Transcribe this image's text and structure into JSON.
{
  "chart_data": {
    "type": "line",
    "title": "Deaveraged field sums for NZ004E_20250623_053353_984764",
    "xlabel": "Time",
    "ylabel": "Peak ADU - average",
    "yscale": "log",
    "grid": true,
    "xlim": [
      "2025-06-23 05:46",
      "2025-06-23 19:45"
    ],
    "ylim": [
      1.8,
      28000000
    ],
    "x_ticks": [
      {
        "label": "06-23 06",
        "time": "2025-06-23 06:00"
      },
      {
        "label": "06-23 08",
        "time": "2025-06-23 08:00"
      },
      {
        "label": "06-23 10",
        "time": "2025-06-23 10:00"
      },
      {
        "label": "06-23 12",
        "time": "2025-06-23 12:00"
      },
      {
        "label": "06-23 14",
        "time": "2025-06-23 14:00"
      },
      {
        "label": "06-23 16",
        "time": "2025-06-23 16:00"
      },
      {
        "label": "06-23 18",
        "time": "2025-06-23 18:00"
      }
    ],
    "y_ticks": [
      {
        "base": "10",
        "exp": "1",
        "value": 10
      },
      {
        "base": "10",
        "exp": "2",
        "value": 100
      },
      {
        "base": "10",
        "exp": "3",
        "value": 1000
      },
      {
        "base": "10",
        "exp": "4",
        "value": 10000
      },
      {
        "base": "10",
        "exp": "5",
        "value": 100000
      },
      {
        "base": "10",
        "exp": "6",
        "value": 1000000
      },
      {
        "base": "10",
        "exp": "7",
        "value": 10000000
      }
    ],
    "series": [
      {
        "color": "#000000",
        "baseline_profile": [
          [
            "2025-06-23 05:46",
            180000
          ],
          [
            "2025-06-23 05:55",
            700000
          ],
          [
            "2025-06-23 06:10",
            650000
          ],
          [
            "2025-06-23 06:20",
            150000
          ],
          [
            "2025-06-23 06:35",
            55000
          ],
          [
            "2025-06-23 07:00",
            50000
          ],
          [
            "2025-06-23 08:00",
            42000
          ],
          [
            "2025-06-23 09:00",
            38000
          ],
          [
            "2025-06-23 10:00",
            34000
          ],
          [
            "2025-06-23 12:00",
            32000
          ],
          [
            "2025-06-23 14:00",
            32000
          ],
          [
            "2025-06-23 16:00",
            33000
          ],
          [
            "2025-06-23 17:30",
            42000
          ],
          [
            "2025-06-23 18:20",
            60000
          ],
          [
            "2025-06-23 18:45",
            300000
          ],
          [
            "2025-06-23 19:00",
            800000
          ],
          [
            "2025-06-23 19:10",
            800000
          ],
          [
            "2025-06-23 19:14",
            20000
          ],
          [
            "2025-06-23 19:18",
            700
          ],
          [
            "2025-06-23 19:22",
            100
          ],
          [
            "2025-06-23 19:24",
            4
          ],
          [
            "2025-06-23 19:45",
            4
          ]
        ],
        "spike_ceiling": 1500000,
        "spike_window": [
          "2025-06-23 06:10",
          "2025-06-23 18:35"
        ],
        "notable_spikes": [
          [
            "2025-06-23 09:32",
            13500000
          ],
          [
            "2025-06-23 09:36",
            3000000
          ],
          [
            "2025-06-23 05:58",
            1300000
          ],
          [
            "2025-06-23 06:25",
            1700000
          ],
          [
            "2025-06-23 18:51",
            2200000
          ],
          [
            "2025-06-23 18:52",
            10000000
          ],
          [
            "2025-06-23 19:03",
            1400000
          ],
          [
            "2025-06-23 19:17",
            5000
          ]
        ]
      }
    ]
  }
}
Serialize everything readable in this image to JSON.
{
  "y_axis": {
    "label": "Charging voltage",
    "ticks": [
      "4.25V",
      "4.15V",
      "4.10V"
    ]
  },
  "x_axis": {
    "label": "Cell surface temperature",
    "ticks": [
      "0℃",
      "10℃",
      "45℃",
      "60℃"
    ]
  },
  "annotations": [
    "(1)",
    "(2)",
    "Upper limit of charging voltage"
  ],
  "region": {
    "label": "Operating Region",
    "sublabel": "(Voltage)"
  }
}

_ _ _ _

Write out the full listing, keeping every line exactly as it is.

Transcribe this image's text and structure into JSON.
{
  "chart_data": {
    "type": "line",
    "title": "Deaveraged field sums for NZ004E_20250623_053353_984764",
    "xlabel": "Time",
    "ylabel": "Peak ADU - average",
    "yscale": "log",
    "grid": true,
    "xlim": [
      "2025-06-23 05:46",
      "2025-06-23 19:45"
    ],
    "ylim": [
      1.8,
      28000000
    ],
    "x_ticks": [
      {
        "label": "06-23 06",
        "time": "2025-06-23 06:00"
      },
      {
        "label": "06-23 08",
        "time": "2025-06-23 08:00"
      },
      {
        "label": "06-23 10",
        "time": "2025-06-23 10:00"
      },
      {
        "label": "06-23 12",
        "time": "2025-06-23 12:00"
      },
      {
        "label": "06-23 14",
        "time": "2025-06-23 14:00"
      },
      {
        "label": "06-23 16",
        "time": "2025-06-23 16:00"
      },
      {
        "label": "06-23 18",
        "time": "2025-06-23 18:00"
      }
    ],
    "y_ticks": [
      {
        "base": "10",
        "exp": "1",
        "value": 10
      },
      {
        "base": "10",
        "exp": "2",
        "value": 100
      },
      {
        "base": "10",
        "exp": "3",
        "value": 1000
      },
      {
        "base": "10",
        "exp": "4",
        "value": 10000
      },
      {
        "base": "10",
        "exp": "5",
        "value": 100000
      },
      {
        "base": "10",
        "exp": "6",
        "value": 1000000
      },
      {
        "base": "10",
        "exp": "7",
        "value": 10000000
      }
    ],
    "series": [
      {
        "color": "#000000",
        "baseline_profile": [
          [
            "2025-06-23 05:46",
            180000
          ],
          [
            "2025-06-23 05:55",
            700000
          ],
          [
            "2025-06-23 06:10",
            650000
          ],
          [
            "2025-06-23 06:20",
            150000
          ],
          [
            "2025-06-23 06:35",
            55000
          ],
          [
            "2025-06-23 07:00",
            50000
          ],
          [
            "2025-06-23 08:00",
            42000
          ],
          [
            "2025-06-23 09:00",
            38000
          ],
          [
            "2025-06-23 10:00",
            34000
          ],
          [
            "2025-06-23 12:00",
            32000
          ],
          [
            "2025-06-23 14:00",
            32000
          ],
          [
            "2025-06-23 16:00",
            33000
          ],
          [
            "2025-06-23 17:30",
            42000
          ],
          [
            "2025-06-23 18:20",
            60000
          ],
          [
            "2025-06-23 18:45",
            300000
          ],
          [
            "2025-06-23 19:00",
            800000
          ],
          [
            "2025-06-23 19:10",
            800000
          ],
          [
            "2025-06-23 19:14",
            20000
          ],
          [
            "2025-06-23 19:18",
            700
          ],
          [
            "2025-06-23 19:22",
            100
          ],
          [
            "2025-06-23 19:24",
            4
          ],
          [
            "2025-06-23 19:45",
            4
          ]
        ],
        "spike_ceiling": 1500000,
        "spike_window": [
          "2025-06-23 06:10",
          "2025-06-23 18:35"
        ],
        "notable_spikes": [
          [
            "2025-06-23 09:32",
            13500000
          ],
          [
            "2025-06-23 09:36",
            3000000
          ],
          [
            "2025-06-23 05:58",
            1300000
          ],
          [
            "2025-06-23 06:25",
            1700000
          ],
          [
            "2025-06-23 18:51",
            2200000
          ],
          [
            "2025-06-23 18:52",
            10000000
          ],
          [
            "2025-06-23 19:03",
            1400000
          ],
          [
            "2025-06-23 19:17",
            5000
          ]
        ]
      }
    ]
  }
}
Serialize everything readable in this image to JSON.
{
  "y_axis": {
    "label": "Charging voltage",
    "ticks": [
      "4.25V",
      "4.15V",
      "4.10V"
    ]
  },
  "x_axis": {
    "label": "Cell surface temperature",
    "ticks": [
      "0℃",
      "10℃",
      "45℃",
      "60℃"
    ]
  },
  "annotations": [
    "(1)",
    "(2)",
    "Upper limit of charging voltage"
  ],
  "region": {
    "label": "Operating Region",
    "sublabel": "(Voltage)"
  }
}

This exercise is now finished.